= ACTION ITEM =
Take each line of the records below that contains the string "pandemia" and copy it.

= DATA SHOWN =
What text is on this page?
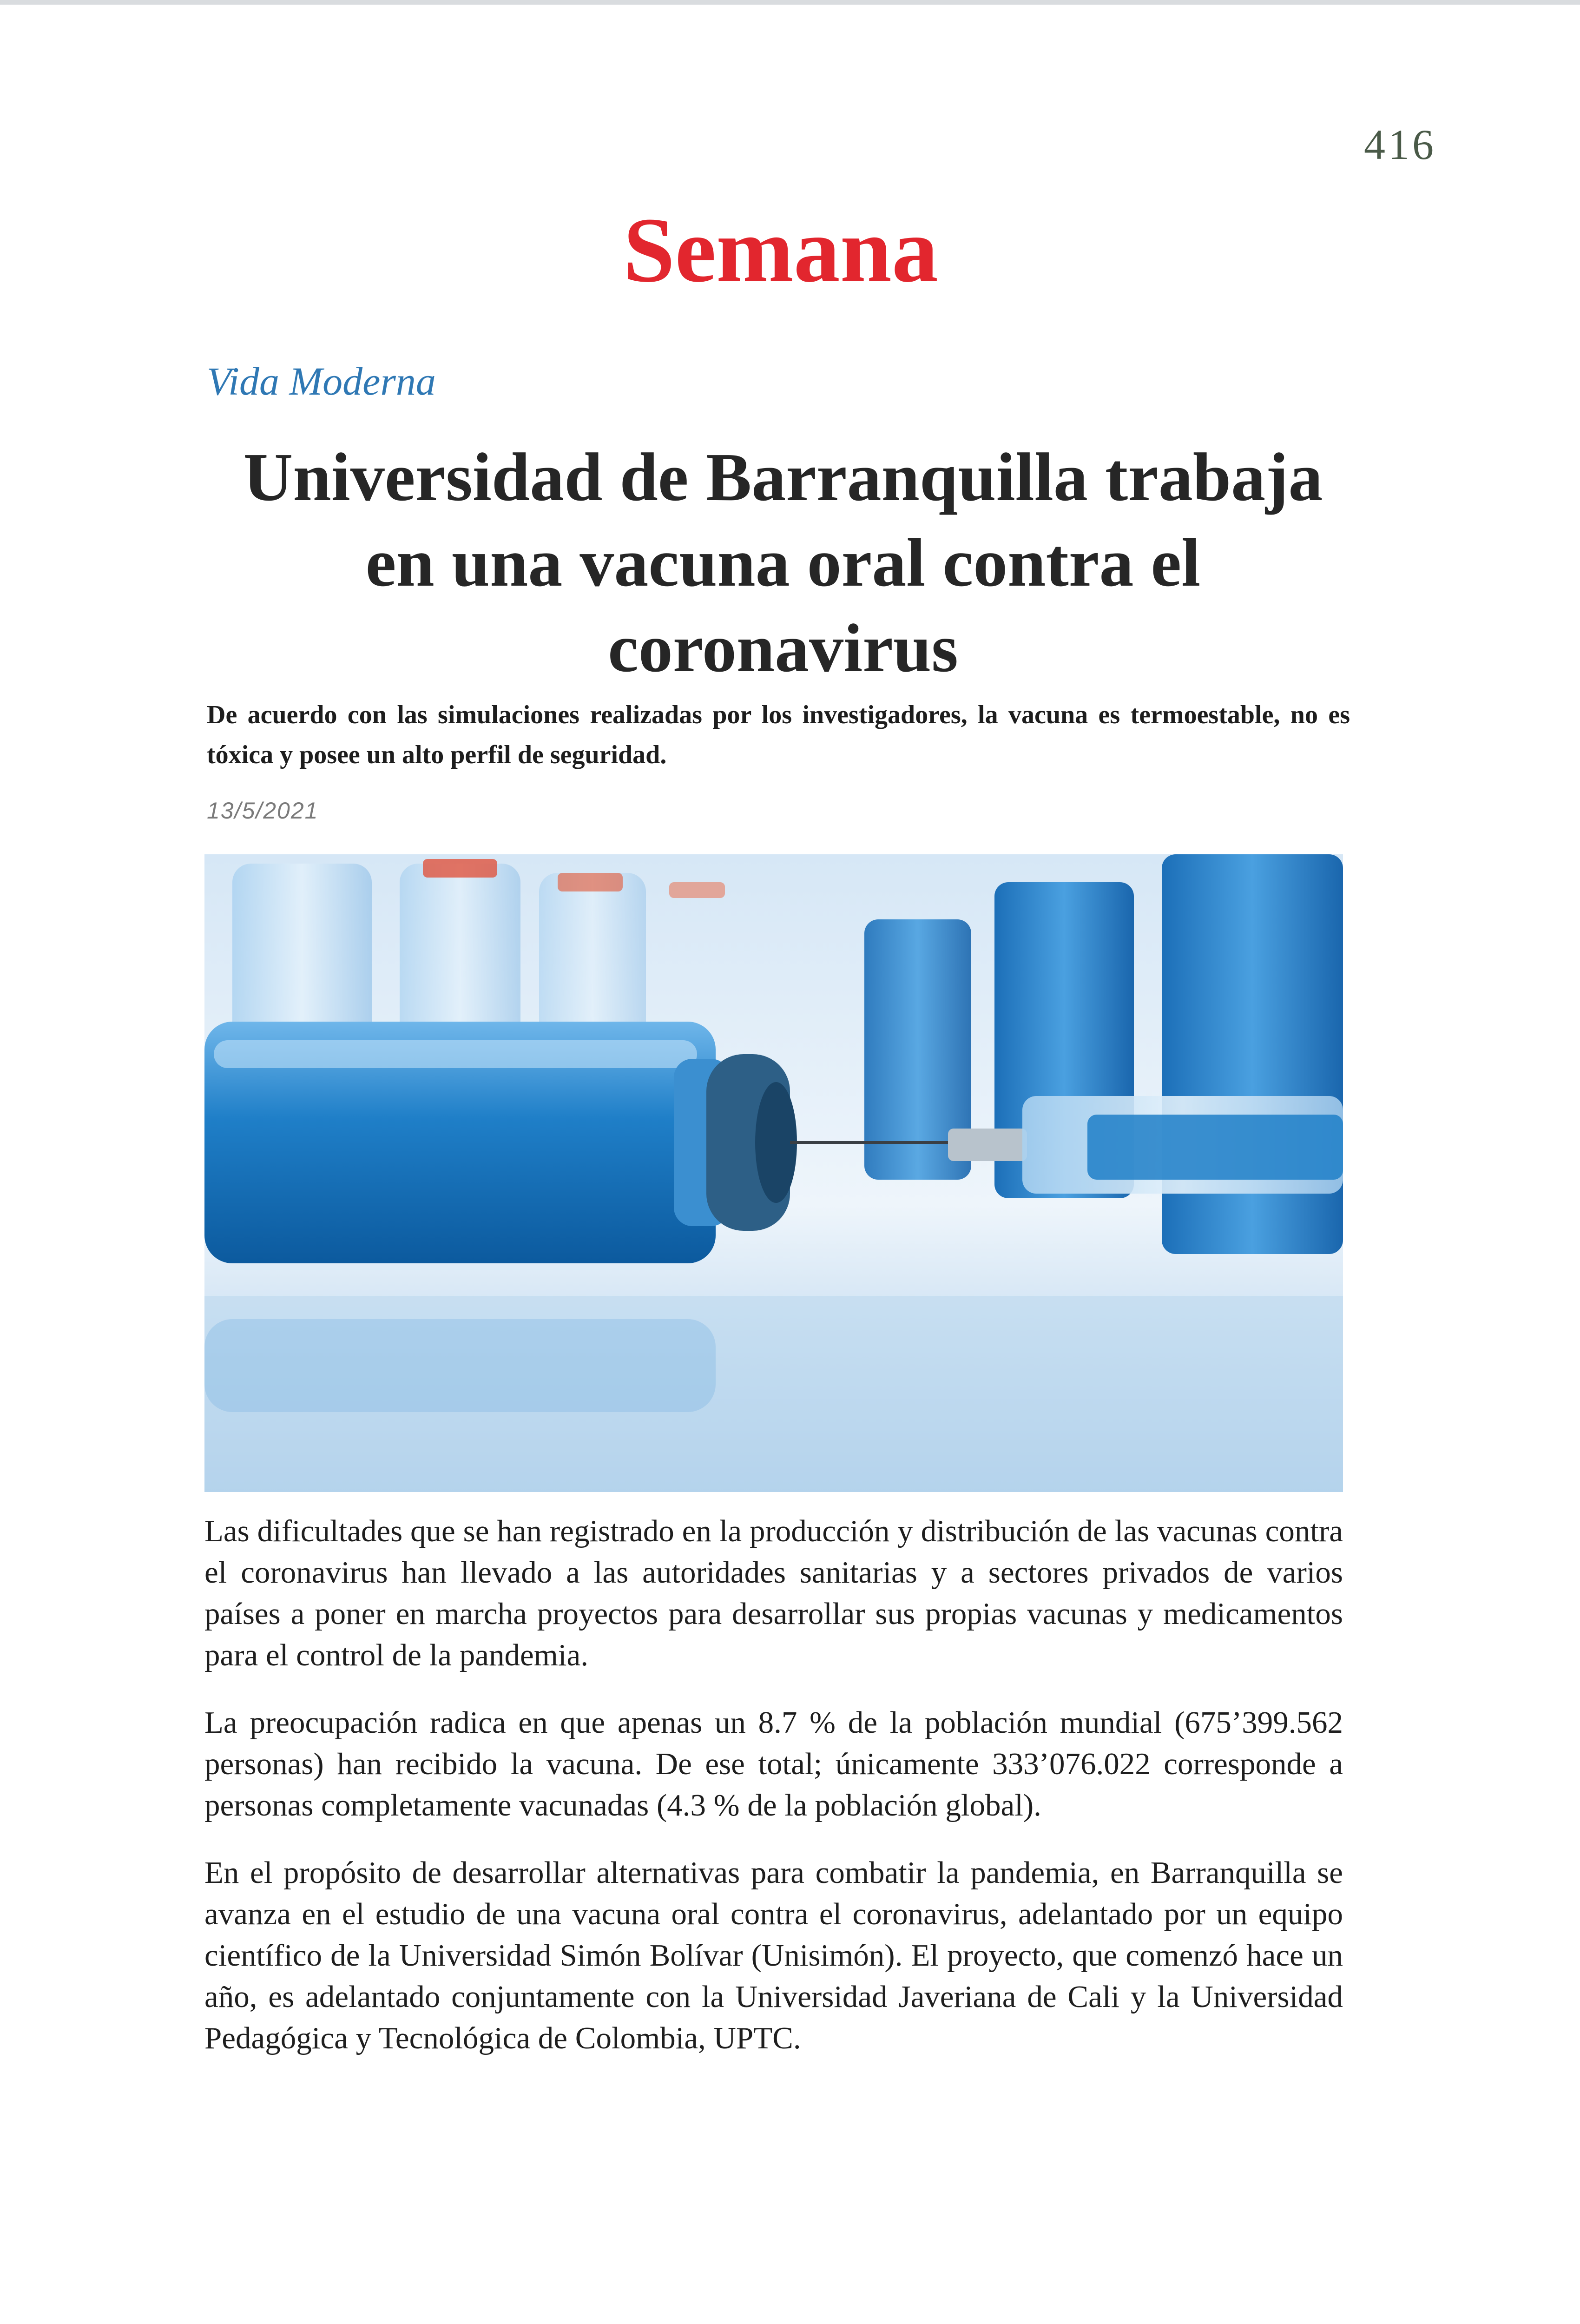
416
Semana
Vida Moderna
Universidad de Barranquilla trabaja en una vacuna oral contra el coronavirus

De acuerdo con las simulaciones realizadas por los investigadores, la vacuna es termoestable, no es tóxica y posee un alto perfil de seguridad.

13/5/2021

Las dificultades que se han registrado en la producción y distribución de las vacunas contra el coronavirus han llevado a las autoridades sanitarias y a sectores privados de varios países a poner en marcha proyectos para desarrollar sus propias vacunas y medicamentos para el control de la pandemia.

La preocupación radica en que apenas un 8.7 % de la población mundial (675’399.562 personas) han recibido la vacuna. De ese total; únicamente 333’076.022 corresponde a personas completamente vacunadas (4.3 % de la población global).

En el propósito de desarrollar alternativas para combatir la pandemia, en Barranquilla se avanza en el estudio de una vacuna oral contra el coronavirus, adelantado por un equipo científico de la Universidad Simón Bolívar (Unisimón). El proyecto, que comenzó hace un año, es adelantado conjuntamente con la Universidad Javeriana de Cali y la Universidad Pedagógica y Tecnológica de Colombia, UPTC.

= ANSWER TO THIS PROBLEM =
Las dificultades que se han registrado en la producción y distribución de las vacunas contra el coronavirus han llevado a las autoridades sanitarias y a sectores privados de varios países a poner en marcha proyectos para desarrollar sus propias vacunas y medicamentos para el control de la pandemia.
En el propósito de desarrollar alternativas para combatir la pandemia, en Barranquilla se avanza en el estudio de una vacuna oral contra el coronavirus, adelantado por un equipo científico de la Universidad Simón Bolívar (Unisimón). El proyecto, que comenzó hace un año, es adelantado conjuntamente con la Universidad Javeriana de Cali y la Universidad Pedagógica y Tecnológica de Colombia, UPTC.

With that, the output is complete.